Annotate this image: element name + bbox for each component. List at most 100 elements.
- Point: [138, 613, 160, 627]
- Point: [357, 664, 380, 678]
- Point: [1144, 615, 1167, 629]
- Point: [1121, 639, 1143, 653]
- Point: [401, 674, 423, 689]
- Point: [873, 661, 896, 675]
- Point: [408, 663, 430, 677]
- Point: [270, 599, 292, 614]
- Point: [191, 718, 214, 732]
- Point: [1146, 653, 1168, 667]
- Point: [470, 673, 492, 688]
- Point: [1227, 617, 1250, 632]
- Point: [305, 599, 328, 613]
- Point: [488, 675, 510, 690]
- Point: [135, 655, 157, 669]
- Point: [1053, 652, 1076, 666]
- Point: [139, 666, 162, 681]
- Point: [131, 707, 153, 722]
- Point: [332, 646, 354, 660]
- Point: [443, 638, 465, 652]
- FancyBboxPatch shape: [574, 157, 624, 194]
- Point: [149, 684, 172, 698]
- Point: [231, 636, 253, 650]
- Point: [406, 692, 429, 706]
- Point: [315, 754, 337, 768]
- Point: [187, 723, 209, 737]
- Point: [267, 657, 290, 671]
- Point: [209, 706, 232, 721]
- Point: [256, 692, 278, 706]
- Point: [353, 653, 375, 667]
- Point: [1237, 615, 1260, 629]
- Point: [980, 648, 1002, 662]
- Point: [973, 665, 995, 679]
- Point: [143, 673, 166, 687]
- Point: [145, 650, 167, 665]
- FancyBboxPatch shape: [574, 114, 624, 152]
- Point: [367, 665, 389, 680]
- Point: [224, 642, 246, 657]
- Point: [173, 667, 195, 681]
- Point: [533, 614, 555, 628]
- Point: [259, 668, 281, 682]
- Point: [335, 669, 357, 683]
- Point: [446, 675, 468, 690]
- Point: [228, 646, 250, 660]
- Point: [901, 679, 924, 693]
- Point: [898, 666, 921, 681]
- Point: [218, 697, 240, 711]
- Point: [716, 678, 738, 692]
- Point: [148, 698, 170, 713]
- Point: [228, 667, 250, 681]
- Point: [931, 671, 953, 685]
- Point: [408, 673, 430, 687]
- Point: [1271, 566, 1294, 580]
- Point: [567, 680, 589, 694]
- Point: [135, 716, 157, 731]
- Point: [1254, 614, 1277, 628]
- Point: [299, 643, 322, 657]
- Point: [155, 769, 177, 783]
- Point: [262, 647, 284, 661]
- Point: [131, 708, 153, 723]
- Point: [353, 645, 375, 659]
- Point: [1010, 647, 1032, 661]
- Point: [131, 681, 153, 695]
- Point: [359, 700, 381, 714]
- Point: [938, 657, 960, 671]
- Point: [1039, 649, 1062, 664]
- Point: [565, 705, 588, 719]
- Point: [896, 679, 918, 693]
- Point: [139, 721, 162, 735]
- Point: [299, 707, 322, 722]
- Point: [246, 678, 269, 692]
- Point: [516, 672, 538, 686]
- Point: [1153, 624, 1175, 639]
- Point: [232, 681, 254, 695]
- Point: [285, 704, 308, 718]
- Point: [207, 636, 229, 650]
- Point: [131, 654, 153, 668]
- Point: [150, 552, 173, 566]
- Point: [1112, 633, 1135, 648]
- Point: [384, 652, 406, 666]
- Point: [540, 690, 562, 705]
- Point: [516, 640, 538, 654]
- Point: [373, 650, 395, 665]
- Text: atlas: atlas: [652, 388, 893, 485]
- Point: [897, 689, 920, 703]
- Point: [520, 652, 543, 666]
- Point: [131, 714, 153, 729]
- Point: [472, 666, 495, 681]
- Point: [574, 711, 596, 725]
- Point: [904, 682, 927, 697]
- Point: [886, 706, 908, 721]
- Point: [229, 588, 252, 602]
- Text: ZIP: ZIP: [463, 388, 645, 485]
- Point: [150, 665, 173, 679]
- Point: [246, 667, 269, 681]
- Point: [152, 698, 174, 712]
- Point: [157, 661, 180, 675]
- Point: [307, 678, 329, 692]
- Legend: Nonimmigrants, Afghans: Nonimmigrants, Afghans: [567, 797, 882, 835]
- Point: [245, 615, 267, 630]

-*-*-

Task to complete
Turn the material above into a numbered list, one item per line, leaving out any blank lines.

Task answer
1. Annotate this image: element name + bbox for each component. List at most 100 elements.
2. - Point: [138, 613, 160, 627]
3. - Point: [357, 664, 380, 678]
4. - Point: [1144, 615, 1167, 629]
5. - Point: [1121, 639, 1143, 653]
6. - Point: [401, 674, 423, 689]
7. - Point: [873, 661, 896, 675]
8. - Point: [408, 663, 430, 677]
9. - Point: [270, 599, 292, 614]
10. - Point: [191, 718, 214, 732]
11. - Point: [1146, 653, 1168, 667]
12. - Point: [470, 673, 492, 688]
13. - Point: [1227, 617, 1250, 632]
14. - Point: [305, 599, 328, 613]
15. - Point: [488, 675, 510, 690]
16. - Point: [135, 655, 157, 669]
17. - Point: [1053, 652, 1076, 666]
18. - Point: [139, 666, 162, 681]
19. - Point: [131, 707, 153, 722]
20. - Point: [332, 646, 354, 660]
21. - Point: [443, 638, 465, 652]
22. - FancyBboxPatch shape: [574, 157, 624, 194]
23. - Point: [149, 684, 172, 698]
24. - Point: [231, 636, 253, 650]
25. - Point: [406, 692, 429, 706]
26. - Point: [315, 754, 337, 768]
27. - Point: [187, 723, 209, 737]
28. - Point: [267, 657, 290, 671]
29. - Point: [209, 706, 232, 721]
30. - Point: [256, 692, 278, 706]
31. - Point: [353, 653, 375, 667]
32. - Point: [1237, 615, 1260, 629]
33. - Point: [980, 648, 1002, 662]
34. - Point: [973, 665, 995, 679]
35. - Point: [143, 673, 166, 687]
36. - Point: [145, 650, 167, 665]
37. - FancyBboxPatch shape: [574, 114, 624, 152]
38. - Point: [367, 665, 389, 680]
39. - Point: [224, 642, 246, 657]
40. - Point: [173, 667, 195, 681]
41. - Point: [533, 614, 555, 628]
42. - Point: [259, 668, 281, 682]
43. - Point: [335, 669, 357, 683]
44. - Point: [446, 675, 468, 690]
45. - Point: [228, 646, 250, 660]
46. - Point: [901, 679, 924, 693]
47. - Point: [898, 666, 921, 681]
48. - Point: [218, 697, 240, 711]
49. - Point: [716, 678, 738, 692]
50. - Point: [148, 698, 170, 713]
51. - Point: [228, 667, 250, 681]
52. - Point: [931, 671, 953, 685]
53. - Point: [408, 673, 430, 687]
54. - Point: [1271, 566, 1294, 580]
55. - Point: [567, 680, 589, 694]
56. - Point: [135, 716, 157, 731]
57. - Point: [1254, 614, 1277, 628]
58. - Point: [299, 643, 322, 657]
59. - Point: [155, 769, 177, 783]
60. - Point: [262, 647, 284, 661]
61. - Point: [131, 708, 153, 723]
62. - Point: [353, 645, 375, 659]
63. - Point: [1010, 647, 1032, 661]
64. - Point: [131, 681, 153, 695]
65. - Point: [359, 700, 381, 714]
66. - Point: [938, 657, 960, 671]
67. - Point: [1039, 649, 1062, 664]
68. - Point: [565, 705, 588, 719]
69. - Point: [896, 679, 918, 693]
70. - Point: [139, 721, 162, 735]
71. - Point: [299, 707, 322, 722]
72. - Point: [246, 678, 269, 692]
73. - Point: [516, 672, 538, 686]
74. - Point: [1153, 624, 1175, 639]
75. - Point: [232, 681, 254, 695]
76. - Point: [285, 704, 308, 718]
77. - Point: [207, 636, 229, 650]
78. - Point: [131, 654, 153, 668]
79. - Point: [150, 552, 173, 566]
80. - Point: [1112, 633, 1135, 648]
81. - Point: [384, 652, 406, 666]
82. - Point: [540, 690, 562, 705]
83. - Point: [516, 640, 538, 654]
84. - Point: [373, 650, 395, 665]
85. - Text: atlas: atlas: [652, 388, 893, 485]
86. - Point: [897, 689, 920, 703]
87. - Point: [520, 652, 543, 666]
88. - Point: [131, 714, 153, 729]
89. - Point: [472, 666, 495, 681]
90. - Point: [574, 711, 596, 725]
91. - Point: [904, 682, 927, 697]
92. - Point: [886, 706, 908, 721]
93. - Point: [229, 588, 252, 602]
94. - Text: ZIP: ZIP: [463, 388, 645, 485]
95. - Point: [150, 665, 173, 679]
96. - Point: [246, 667, 269, 681]
97. - Point: [152, 698, 174, 712]
98. - Point: [157, 661, 180, 675]
99. - Point: [307, 678, 329, 692]
100. - Legend: Nonimmigrants, Afghans: Nonimmigrants, Afghans: [567, 797, 882, 835]
101. - Point: [245, 615, 267, 630]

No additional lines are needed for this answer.